→ What is needed
Print every entry word for word, but omit the pictures.

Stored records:
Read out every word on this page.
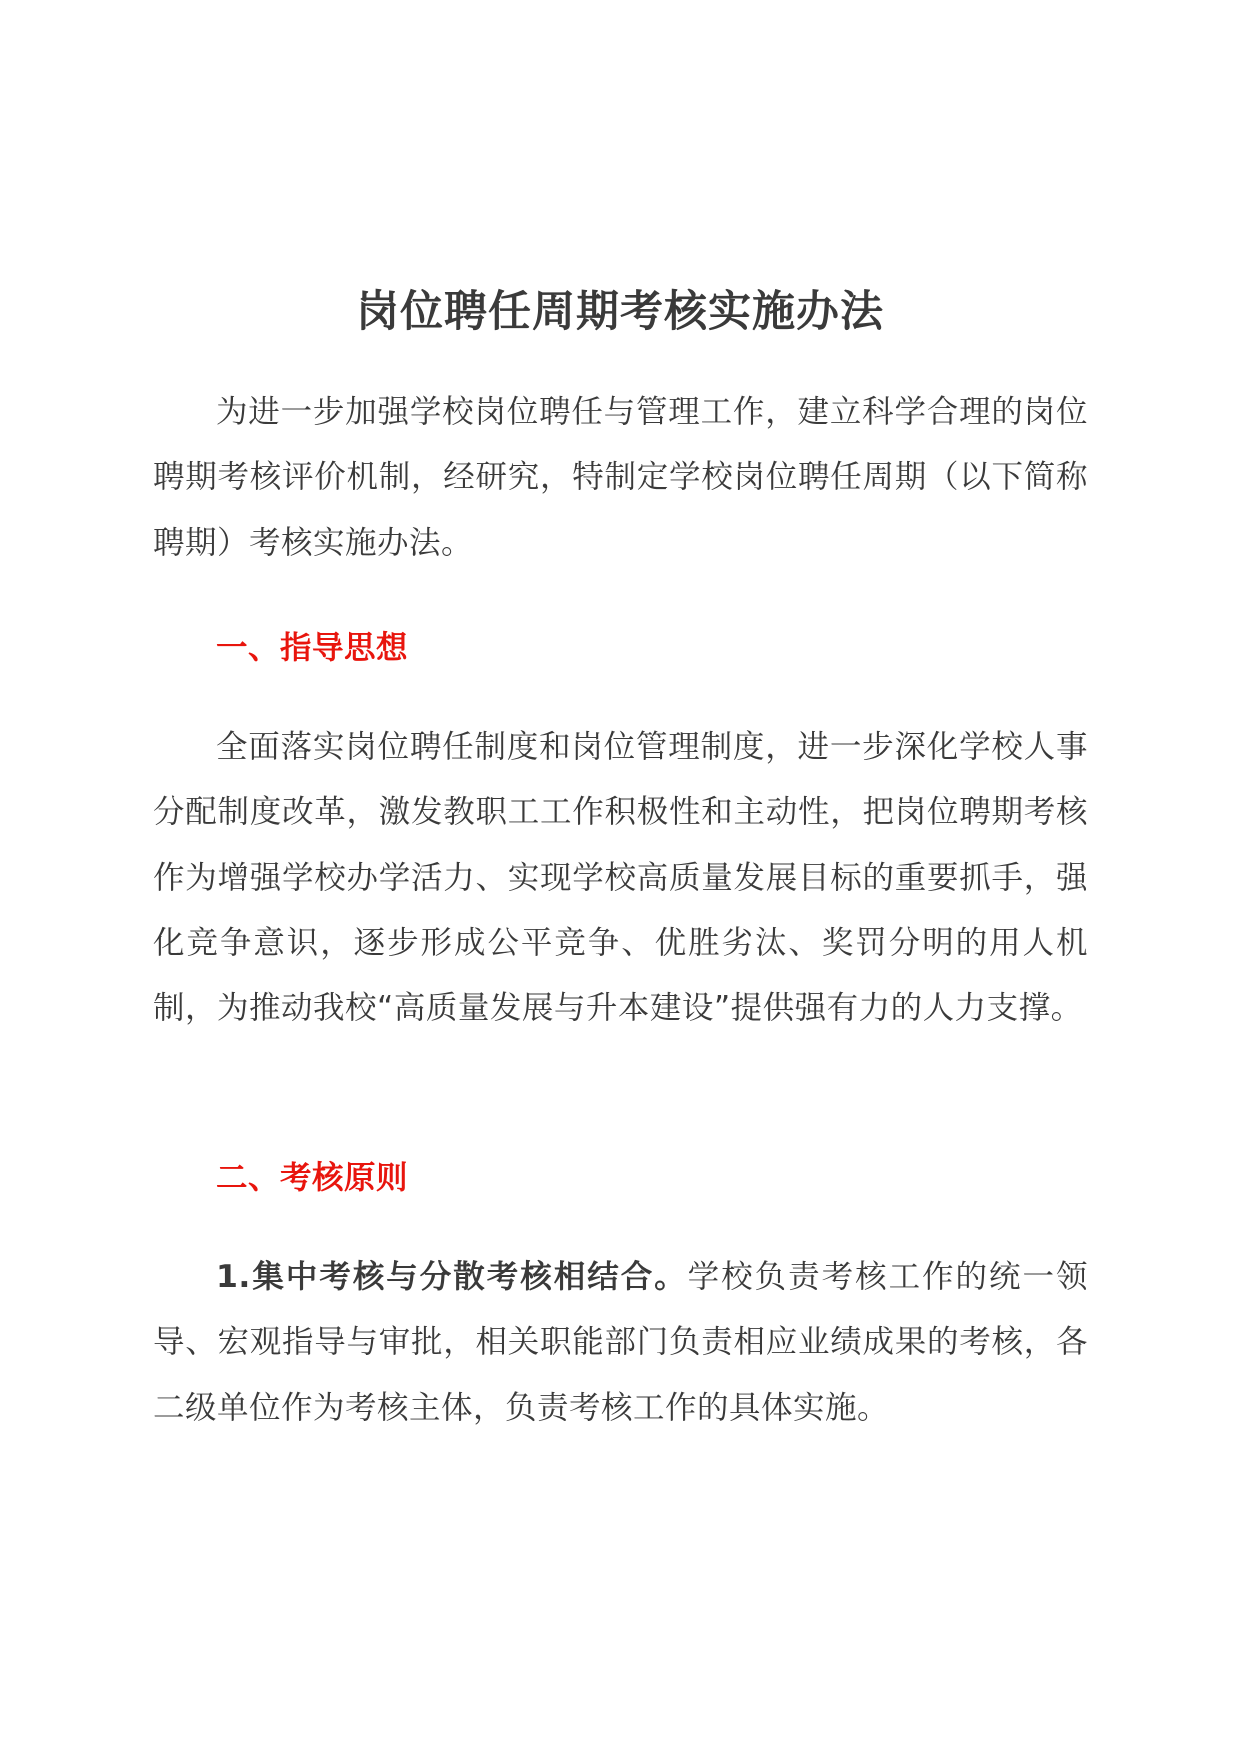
岗位聘任周期考核实施办法

为进一步加强学校岗位聘任与管理工作，建立科学合理的岗位聘期考核评价机制，经研究，特制定学校岗位聘任周期（以下简称聘期）考核实施办法。

一、指导思想

全面落实岗位聘任制度和岗位管理制度，进一步深化学校人事分配制度改革，激发教职工工作积极性和主动性，把岗位聘期考核作为增强学校办学活力、实现学校高质量发展目标的重要抓手，强化竞争意识，逐步形成公平竞争、优胜劣汰、奖罚分明的用人机制，为推动我校“高质量发展与升本建设”提供强有力的人力支撑。

二、考核原则

1.集中考核与分散考核相结合。学校负责考核工作的统一领导、宏观指导与审批，相关职能部门负责相应业绩成果的考核，各二级单位作为考核主体，负责考核工作的具体实施。
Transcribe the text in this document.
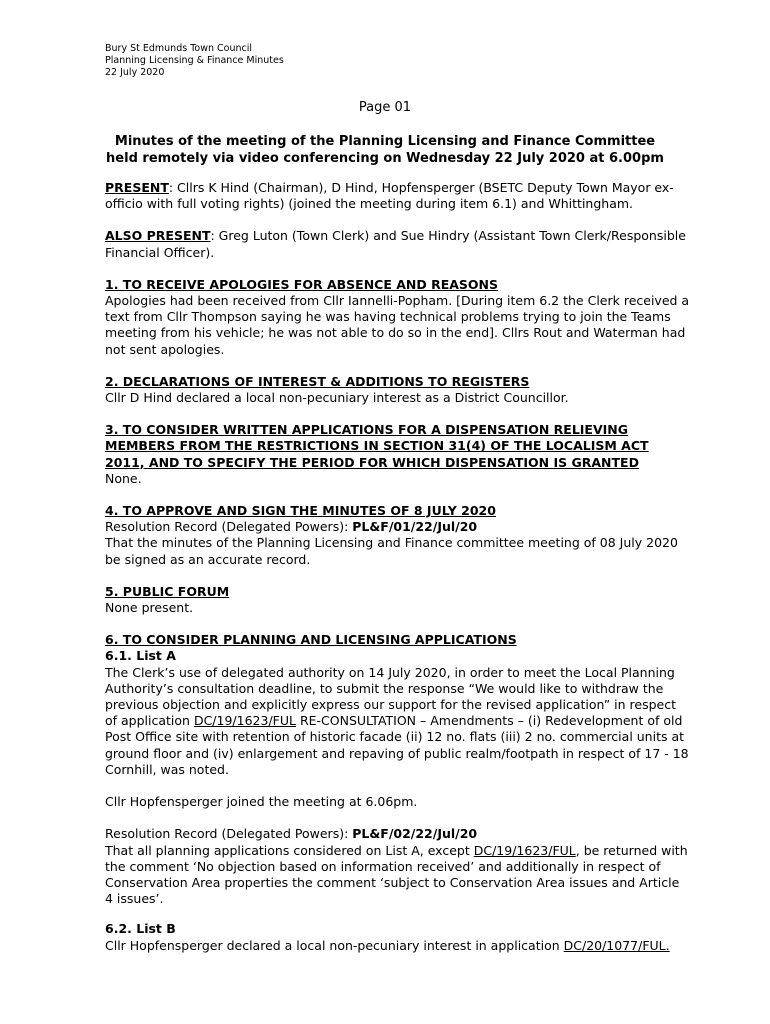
Bury St Edmunds Town Council
Planning Licensing & Finance Minutes
22 July 2020
Page 01
Minutes of the meeting of the Planning Licensing and Finance Committee
held remotely via video conferencing on Wednesday 22 July 2020 at 6.00pm

PRESENT: Cllrs K Hind (Chairman), D Hind, Hopfensperger (BSETC Deputy Town Mayor ex-officio with full voting rights) (joined the meeting during item 6.1) and Whittingham.

ALSO PRESENT: Greg Luton (Town Clerk) and Sue Hindry (Assistant Town Clerk/Responsible Financial Officer).

1. TO RECEIVE APOLOGIES FOR ABSENCE AND REASONS

Apologies had been received from Cllr Iannelli-Popham. [During item 6.2 the Clerk received a text from Cllr Thompson saying he was having technical problems trying to join the Teams meeting from his vehicle; he was not able to do so in the end]. Cllrs Rout and Waterman had not sent apologies.

2. DECLARATIONS OF INTEREST & ADDITIONS TO REGISTERS

Cllr D Hind declared a local non-pecuniary interest as a District Councillor.

3. TO CONSIDER WRITTEN APPLICATIONS FOR A DISPENSATION RELIEVING MEMBERS FROM THE RESTRICTIONS IN SECTION 31(4) OF THE LOCALISM ACT 2011, AND TO SPECIFY THE PERIOD FOR WHICH DISPENSATION IS GRANTED

None.

4. TO APPROVE AND SIGN THE MINUTES OF 8 JULY 2020

Resolution Record (Delegated Powers): PL&F/01/22/Jul/20

That the minutes of the Planning Licensing and Finance committee meeting of 08 July 2020 be signed as an accurate record.

5. PUBLIC FORUM

None present.

6. TO CONSIDER PLANNING AND LICENSING APPLICATIONS

6.1. List A

The Clerk’s use of delegated authority on 14 July 2020, in order to meet the Local Planning Authority’s consultation deadline, to submit the response “We would like to withdraw the previous objection and explicitly express our support for the revised application” in respect of application DC/19/1623/FUL RE-CONSULTATION – Amendments – (i) Redevelopment of old Post Office site with retention of historic facade (ii) 12 no. flats (iii) 2 no. commercial units at ground floor and (iv) enlargement and repaving of public realm/footpath in respect of 17 - 18 Cornhill, was noted.

Cllr Hopfensperger joined the meeting at 6.06pm.

Resolution Record (Delegated Powers): PL&F/02/22/Jul/20

That all planning applications considered on List A, except DC/19/1623/FUL, be returned with the comment ‘No objection based on information received’ and additionally in respect of Conservation Area properties the comment ‘subject to Conservation Area issues and Article 4 issues’.

6.2. List B

Cllr Hopfensperger declared a local non-pecuniary interest in application DC/20/1077/FUL.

→ Solution for this problem
Read out every word on this page.
岗位聘任周期考核实施办法

为进一步加强学校岗位聘任与管理工作，建立科学合理的岗位聘期考核评价机制，经研究，特制定学校岗位聘任周期（以下简称聘期）考核实施办法。

一、指导思想

全面落实岗位聘任制度和岗位管理制度，进一步深化学校人事分配制度改革，激发教职工工作积极性和主动性，把岗位聘期考核作为增强学校办学活力、实现学校高质量发展目标的重要抓手，强化竞争意识，逐步形成公平竞争、优胜劣汰、奖罚分明的用人机制，为推动我校“高质量发展与升本建设”提供强有力的人力支撑。

二、考核原则

1.集中考核与分散考核相结合。学校负责考核工作的统一领导、宏观指导与审批，相关职能部门负责相应业绩成果的考核，各二级单位作为考核主体，负责考核工作的具体实施。
Transcribe the text in this document.
Bury St Edmunds Town Council
Planning Licensing & Finance Minutes
22 July 2020
Page 01
Minutes of the meeting of the Planning Licensing and Finance Committee
held remotely via video conferencing on Wednesday 22 July 2020 at 6.00pm

PRESENT: Cllrs K Hind (Chairman), D Hind, Hopfensperger (BSETC Deputy Town Mayor ex-officio with full voting rights) (joined the meeting during item 6.1) and Whittingham.

ALSO PRESENT: Greg Luton (Town Clerk) and Sue Hindry (Assistant Town Clerk/Responsible Financial Officer).

1. TO RECEIVE APOLOGIES FOR ABSENCE AND REASONS

Apologies had been received from Cllr Iannelli-Popham. [During item 6.2 the Clerk received a text from Cllr Thompson saying he was having technical problems trying to join the Teams meeting from his vehicle; he was not able to do so in the end]. Cllrs Rout and Waterman had not sent apologies.

2. DECLARATIONS OF INTEREST & ADDITIONS TO REGISTERS

Cllr D Hind declared a local non-pecuniary interest as a District Councillor.

3. TO CONSIDER WRITTEN APPLICATIONS FOR A DISPENSATION RELIEVING MEMBERS FROM THE RESTRICTIONS IN SECTION 31(4) OF THE LOCALISM ACT 2011, AND TO SPECIFY THE PERIOD FOR WHICH DISPENSATION IS GRANTED

None.

4. TO APPROVE AND SIGN THE MINUTES OF 8 JULY 2020

Resolution Record (Delegated Powers): PL&F/01/22/Jul/20

That the minutes of the Planning Licensing and Finance committee meeting of 08 July 2020 be signed as an accurate record.

5. PUBLIC FORUM

None present.

6. TO CONSIDER PLANNING AND LICENSING APPLICATIONS

6.1. List A

The Clerk’s use of delegated authority on 14 July 2020, in order to meet the Local Planning Authority’s consultation deadline, to submit the response “We would like to withdraw the previous objection and explicitly express our support for the revised application” in respect of application DC/19/1623/FUL RE-CONSULTATION – Amendments – (i) Redevelopment of old Post Office site with retention of historic facade (ii) 12 no. flats (iii) 2 no. commercial units at ground floor and (iv) enlargement and repaving of public realm/footpath in respect of 17 - 18 Cornhill, was noted.

Cllr Hopfensperger joined the meeting at 6.06pm.

Resolution Record (Delegated Powers): PL&F/02/22/Jul/20

That all planning applications considered on List A, except DC/19/1623/FUL, be returned with the comment ‘No objection based on information received’ and additionally in respect of Conservation Area properties the comment ‘subject to Conservation Area issues and Article 4 issues’.

6.2. List B

Cllr Hopfensperger declared a local non-pecuniary interest in application DC/20/1077/FUL.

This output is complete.